(Stored data entries)

━━━━━━━━━━━━━━━━

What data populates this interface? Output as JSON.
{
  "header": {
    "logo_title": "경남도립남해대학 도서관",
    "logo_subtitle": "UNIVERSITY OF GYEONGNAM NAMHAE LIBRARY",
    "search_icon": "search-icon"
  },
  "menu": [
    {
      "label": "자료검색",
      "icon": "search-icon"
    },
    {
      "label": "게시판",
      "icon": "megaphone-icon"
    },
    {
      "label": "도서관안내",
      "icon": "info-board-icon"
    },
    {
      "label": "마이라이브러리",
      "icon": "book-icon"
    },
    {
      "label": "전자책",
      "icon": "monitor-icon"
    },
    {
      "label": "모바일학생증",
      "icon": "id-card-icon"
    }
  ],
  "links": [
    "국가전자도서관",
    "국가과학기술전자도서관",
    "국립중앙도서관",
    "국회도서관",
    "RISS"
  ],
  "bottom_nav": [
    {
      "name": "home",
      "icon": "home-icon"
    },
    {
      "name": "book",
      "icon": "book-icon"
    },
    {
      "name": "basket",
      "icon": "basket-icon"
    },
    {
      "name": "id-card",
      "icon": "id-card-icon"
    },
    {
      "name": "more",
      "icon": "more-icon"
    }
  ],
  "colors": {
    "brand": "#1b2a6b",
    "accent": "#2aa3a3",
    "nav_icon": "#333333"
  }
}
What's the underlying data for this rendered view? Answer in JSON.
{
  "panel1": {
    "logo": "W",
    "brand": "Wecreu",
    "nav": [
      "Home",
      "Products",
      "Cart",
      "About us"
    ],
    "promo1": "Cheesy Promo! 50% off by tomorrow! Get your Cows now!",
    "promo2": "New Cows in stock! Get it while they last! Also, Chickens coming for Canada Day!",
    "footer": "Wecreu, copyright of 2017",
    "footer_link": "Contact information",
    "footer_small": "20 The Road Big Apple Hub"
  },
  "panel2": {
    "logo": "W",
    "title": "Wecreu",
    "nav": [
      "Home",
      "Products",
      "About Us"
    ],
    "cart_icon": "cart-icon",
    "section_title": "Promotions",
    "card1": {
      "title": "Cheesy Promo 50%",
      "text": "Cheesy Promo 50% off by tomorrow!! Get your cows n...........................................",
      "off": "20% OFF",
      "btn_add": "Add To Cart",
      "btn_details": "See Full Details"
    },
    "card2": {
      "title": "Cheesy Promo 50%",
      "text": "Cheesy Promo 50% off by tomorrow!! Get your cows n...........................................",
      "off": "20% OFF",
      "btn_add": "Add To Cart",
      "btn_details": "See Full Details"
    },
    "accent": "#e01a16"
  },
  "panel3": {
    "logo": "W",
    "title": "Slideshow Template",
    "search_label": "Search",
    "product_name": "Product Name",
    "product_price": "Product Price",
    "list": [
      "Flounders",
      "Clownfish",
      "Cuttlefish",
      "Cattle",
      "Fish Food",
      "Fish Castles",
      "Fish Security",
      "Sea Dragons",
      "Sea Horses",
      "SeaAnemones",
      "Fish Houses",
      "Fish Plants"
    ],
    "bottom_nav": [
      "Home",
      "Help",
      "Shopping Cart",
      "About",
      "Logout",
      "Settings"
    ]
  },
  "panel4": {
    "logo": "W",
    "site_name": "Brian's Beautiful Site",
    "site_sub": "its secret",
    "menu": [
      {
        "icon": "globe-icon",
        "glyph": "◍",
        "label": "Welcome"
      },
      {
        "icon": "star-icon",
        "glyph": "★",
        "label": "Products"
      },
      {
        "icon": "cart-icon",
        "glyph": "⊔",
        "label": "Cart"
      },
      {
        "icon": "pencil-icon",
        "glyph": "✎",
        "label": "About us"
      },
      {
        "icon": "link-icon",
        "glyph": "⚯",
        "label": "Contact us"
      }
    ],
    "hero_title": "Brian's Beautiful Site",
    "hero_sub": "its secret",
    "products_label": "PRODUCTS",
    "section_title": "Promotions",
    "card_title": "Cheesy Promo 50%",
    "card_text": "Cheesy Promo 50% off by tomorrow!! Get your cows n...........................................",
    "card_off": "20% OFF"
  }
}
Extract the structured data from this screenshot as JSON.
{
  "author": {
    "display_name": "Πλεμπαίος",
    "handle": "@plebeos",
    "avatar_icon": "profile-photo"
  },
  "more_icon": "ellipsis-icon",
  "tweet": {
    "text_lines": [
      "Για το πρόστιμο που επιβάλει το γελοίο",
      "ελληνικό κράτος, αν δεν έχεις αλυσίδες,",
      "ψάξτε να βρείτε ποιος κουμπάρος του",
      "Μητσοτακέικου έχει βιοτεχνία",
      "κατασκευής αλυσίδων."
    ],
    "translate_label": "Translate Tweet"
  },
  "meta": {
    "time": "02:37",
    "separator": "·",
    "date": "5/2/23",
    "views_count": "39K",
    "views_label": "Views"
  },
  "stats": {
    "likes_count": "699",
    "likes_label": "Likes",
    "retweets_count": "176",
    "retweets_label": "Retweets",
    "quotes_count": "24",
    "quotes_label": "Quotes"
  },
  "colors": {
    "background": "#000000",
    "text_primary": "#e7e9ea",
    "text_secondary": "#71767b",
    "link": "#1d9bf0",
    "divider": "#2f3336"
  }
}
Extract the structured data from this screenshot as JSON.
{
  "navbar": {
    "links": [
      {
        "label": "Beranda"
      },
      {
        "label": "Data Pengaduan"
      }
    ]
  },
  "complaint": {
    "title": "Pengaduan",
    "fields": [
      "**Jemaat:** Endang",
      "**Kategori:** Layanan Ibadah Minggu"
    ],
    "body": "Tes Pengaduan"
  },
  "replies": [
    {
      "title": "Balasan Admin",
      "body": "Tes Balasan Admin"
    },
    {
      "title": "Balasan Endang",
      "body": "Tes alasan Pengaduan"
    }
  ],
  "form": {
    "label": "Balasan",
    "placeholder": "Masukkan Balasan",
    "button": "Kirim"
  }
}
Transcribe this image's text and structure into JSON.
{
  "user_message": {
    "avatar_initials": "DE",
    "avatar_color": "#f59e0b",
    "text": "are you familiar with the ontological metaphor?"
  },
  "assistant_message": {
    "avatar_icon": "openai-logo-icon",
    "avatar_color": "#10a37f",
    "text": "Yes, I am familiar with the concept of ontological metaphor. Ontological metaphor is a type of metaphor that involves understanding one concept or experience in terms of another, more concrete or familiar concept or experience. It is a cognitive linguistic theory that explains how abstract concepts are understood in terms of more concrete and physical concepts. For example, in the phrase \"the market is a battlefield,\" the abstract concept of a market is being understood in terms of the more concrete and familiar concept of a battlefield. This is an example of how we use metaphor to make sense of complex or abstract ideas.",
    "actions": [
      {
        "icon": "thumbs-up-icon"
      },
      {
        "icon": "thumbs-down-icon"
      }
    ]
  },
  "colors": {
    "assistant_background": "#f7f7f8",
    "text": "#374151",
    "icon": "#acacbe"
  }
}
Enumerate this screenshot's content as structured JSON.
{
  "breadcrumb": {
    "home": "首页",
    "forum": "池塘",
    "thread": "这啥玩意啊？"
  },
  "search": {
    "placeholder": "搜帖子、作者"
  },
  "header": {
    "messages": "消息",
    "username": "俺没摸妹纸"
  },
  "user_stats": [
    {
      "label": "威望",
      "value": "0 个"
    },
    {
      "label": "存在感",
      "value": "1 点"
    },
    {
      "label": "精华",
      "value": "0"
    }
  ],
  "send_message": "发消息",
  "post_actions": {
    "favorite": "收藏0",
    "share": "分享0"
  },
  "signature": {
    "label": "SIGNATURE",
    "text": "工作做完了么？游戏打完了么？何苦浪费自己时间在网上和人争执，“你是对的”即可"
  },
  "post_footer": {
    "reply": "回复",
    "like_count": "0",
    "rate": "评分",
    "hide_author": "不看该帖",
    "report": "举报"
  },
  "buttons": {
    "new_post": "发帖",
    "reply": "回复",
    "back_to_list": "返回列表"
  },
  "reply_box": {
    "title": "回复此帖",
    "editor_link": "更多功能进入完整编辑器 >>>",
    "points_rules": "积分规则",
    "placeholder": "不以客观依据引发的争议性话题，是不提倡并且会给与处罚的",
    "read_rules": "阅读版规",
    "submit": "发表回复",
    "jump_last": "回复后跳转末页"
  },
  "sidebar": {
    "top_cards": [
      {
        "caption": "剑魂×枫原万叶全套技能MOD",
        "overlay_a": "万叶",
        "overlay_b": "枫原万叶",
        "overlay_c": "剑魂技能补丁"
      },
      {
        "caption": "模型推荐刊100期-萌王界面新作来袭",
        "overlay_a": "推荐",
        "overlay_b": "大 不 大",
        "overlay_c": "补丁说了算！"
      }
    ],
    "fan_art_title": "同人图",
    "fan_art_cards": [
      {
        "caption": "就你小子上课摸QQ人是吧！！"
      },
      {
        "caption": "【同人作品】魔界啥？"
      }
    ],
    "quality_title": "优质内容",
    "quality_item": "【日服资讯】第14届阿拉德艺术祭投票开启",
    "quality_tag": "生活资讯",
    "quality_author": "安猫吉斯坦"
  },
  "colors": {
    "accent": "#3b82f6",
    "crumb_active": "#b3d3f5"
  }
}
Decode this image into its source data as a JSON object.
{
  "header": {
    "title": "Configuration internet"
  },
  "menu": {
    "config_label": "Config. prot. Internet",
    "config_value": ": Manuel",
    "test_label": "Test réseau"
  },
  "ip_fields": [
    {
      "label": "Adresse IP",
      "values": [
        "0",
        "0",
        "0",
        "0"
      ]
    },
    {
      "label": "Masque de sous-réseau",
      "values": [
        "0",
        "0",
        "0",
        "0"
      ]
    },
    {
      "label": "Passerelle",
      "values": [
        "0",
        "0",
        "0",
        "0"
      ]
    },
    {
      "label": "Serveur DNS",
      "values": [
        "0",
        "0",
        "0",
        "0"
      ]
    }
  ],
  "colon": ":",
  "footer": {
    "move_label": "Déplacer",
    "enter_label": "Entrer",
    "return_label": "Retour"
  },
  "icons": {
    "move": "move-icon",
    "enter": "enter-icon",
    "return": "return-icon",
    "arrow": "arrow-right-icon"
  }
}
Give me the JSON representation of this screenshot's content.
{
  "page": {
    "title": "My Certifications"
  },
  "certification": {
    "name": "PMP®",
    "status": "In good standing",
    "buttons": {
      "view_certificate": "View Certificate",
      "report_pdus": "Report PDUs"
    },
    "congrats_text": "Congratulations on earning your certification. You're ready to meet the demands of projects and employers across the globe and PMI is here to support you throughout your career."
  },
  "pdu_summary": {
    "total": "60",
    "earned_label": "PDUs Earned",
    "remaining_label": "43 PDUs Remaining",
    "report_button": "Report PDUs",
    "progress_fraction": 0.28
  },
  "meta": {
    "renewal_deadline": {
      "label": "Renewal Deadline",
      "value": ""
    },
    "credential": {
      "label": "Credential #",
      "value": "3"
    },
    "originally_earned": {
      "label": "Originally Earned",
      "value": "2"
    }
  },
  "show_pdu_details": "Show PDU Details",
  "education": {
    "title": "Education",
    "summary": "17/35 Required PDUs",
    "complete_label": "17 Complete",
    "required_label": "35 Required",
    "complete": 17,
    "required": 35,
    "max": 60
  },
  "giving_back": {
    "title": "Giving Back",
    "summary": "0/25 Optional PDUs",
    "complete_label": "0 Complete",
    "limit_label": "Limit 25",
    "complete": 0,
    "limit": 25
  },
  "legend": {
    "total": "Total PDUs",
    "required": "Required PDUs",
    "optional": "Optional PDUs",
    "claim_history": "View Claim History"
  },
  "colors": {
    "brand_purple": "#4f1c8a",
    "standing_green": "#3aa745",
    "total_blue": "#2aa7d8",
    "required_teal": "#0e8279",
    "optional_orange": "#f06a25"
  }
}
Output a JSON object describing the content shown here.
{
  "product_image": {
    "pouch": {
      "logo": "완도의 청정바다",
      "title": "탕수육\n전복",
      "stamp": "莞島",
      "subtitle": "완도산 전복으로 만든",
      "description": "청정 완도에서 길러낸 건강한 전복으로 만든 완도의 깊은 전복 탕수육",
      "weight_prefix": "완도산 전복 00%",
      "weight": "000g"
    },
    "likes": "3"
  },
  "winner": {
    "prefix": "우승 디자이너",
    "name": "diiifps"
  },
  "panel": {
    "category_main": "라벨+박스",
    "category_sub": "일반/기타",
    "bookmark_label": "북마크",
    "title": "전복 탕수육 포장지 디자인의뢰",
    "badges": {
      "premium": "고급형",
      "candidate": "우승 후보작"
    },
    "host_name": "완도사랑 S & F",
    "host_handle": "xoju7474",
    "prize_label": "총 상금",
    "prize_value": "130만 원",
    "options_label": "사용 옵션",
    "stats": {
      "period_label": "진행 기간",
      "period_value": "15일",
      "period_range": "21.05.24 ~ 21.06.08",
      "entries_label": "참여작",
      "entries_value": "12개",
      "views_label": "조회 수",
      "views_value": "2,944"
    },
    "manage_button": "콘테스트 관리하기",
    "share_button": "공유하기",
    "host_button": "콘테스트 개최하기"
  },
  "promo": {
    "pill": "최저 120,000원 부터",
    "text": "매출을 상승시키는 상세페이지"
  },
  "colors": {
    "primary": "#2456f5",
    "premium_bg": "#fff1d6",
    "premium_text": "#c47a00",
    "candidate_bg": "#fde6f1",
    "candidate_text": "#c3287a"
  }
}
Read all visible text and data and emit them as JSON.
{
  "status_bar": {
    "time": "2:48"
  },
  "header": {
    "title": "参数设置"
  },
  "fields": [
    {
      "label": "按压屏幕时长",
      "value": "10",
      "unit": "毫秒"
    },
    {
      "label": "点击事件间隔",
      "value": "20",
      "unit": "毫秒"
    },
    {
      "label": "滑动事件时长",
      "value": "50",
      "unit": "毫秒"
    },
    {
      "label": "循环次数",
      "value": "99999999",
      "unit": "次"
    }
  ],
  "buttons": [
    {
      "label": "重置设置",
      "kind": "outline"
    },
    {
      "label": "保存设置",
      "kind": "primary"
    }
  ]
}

━━━━━━━━━━━━━━━━

Output exactly the lines above, from the one holding "Read all visible" through the end of the data, including the first and last.

Problem solution —
Read all visible text and data and emit them as JSON.
{
  "status_bar": {
    "time": "2:48"
  },
  "header": {
    "title": "参数设置"
  },
  "fields": [
    {
      "label": "按压屏幕时长",
      "value": "10",
      "unit": "毫秒"
    },
    {
      "label": "点击事件间隔",
      "value": "20",
      "unit": "毫秒"
    },
    {
      "label": "滑动事件时长",
      "value": "50",
      "unit": "毫秒"
    },
    {
      "label": "循环次数",
      "value": "99999999",
      "unit": "次"
    }
  ],
  "buttons": [
    {
      "label": "重置设置",
      "kind": "outline"
    },
    {
      "label": "保存设置",
      "kind": "primary"
    }
  ]
}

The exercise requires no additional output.